Locate each line containing the string "尊古不复古的进取精神" and copy it out.
■ ■ ■ ■ ■
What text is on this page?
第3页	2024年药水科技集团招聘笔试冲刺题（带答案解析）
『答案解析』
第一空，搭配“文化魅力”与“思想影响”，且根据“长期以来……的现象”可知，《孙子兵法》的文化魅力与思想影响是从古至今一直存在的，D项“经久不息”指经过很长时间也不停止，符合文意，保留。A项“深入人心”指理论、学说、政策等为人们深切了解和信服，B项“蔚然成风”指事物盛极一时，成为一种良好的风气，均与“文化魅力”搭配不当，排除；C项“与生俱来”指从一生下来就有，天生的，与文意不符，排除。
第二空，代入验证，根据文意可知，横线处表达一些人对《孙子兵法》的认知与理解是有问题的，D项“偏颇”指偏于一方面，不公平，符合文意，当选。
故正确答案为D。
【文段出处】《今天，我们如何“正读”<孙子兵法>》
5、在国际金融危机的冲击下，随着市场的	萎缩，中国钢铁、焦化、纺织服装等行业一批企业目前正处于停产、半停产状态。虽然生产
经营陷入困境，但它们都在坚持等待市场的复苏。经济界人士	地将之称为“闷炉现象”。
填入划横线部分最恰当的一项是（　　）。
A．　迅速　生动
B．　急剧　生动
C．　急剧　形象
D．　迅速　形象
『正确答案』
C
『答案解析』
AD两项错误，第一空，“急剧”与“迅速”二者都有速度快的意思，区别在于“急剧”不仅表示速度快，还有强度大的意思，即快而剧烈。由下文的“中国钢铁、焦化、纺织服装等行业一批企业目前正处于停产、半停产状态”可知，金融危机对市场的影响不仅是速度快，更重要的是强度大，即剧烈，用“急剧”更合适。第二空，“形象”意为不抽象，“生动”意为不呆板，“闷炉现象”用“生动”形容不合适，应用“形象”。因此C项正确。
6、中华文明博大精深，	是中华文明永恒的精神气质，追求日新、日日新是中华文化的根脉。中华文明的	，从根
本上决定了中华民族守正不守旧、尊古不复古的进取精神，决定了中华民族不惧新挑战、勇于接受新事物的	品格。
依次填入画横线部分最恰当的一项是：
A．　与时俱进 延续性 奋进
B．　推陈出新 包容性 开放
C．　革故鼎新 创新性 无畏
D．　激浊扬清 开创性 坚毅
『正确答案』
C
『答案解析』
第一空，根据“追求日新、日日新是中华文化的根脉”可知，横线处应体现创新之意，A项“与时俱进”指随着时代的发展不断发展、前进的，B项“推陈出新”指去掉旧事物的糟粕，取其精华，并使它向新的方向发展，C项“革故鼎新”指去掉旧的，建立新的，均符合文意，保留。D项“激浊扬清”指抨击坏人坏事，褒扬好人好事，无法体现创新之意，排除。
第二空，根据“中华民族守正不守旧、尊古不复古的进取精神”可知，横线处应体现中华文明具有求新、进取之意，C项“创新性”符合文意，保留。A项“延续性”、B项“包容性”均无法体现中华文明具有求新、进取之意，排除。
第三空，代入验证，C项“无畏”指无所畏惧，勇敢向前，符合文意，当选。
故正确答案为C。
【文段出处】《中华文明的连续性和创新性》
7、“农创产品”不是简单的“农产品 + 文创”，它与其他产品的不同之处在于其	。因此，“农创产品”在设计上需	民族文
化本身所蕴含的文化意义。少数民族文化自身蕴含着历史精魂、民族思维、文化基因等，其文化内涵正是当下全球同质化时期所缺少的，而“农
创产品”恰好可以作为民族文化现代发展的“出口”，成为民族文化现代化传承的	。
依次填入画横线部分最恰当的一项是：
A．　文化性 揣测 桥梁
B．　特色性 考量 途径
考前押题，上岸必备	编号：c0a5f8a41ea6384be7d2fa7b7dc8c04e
■ ■ ■ ■ ■
◆ Answer below:
本上决定了中华民族守正不守旧、尊古不复古的进取精神，决定了中华民族不惧新挑战、勇于接受新事物的	品格。
第二空，根据“中华民族守正不守旧、尊古不复古的进取精神”可知，横线处应体现中华文明具有求新、进取之意，C项“创新性”符合文意，保留。A项“延续性”、B项“包容性”均无法体现中华文明具有求新、进取之意，排除。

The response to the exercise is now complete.